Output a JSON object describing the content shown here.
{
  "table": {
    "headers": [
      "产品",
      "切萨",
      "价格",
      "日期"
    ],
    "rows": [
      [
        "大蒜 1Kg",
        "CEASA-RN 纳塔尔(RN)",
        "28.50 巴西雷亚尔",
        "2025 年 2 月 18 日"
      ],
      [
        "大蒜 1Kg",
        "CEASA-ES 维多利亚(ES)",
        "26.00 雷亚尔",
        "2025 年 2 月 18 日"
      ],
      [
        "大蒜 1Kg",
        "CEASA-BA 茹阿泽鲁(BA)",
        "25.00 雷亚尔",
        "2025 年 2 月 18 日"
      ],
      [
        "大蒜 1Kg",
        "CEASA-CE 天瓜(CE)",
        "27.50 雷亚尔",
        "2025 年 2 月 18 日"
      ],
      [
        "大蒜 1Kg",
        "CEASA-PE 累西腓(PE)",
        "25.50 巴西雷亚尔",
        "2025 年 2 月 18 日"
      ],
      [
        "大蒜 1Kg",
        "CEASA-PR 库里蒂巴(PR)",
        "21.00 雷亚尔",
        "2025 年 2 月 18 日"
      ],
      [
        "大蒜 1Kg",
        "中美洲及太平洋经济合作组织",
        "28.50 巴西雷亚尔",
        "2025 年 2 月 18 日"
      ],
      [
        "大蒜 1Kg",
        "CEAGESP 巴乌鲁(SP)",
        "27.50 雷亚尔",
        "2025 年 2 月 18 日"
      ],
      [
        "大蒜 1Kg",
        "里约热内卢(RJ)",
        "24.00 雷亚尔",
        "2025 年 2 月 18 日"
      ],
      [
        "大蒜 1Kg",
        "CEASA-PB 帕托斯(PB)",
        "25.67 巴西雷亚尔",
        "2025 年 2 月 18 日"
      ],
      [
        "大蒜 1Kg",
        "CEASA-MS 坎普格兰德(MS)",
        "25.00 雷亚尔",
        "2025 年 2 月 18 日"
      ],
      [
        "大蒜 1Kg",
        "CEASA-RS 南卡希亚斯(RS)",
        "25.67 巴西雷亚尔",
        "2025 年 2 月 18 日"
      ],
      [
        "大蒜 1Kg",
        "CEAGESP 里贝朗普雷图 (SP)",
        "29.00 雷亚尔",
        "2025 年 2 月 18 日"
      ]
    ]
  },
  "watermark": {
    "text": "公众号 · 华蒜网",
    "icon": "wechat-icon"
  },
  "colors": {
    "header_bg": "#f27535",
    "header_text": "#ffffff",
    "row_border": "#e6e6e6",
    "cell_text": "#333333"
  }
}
────────────────────
> [What needs to be done] Report how many lines in this data include the string "CEASA", and nothing else.

> [Task answer] 9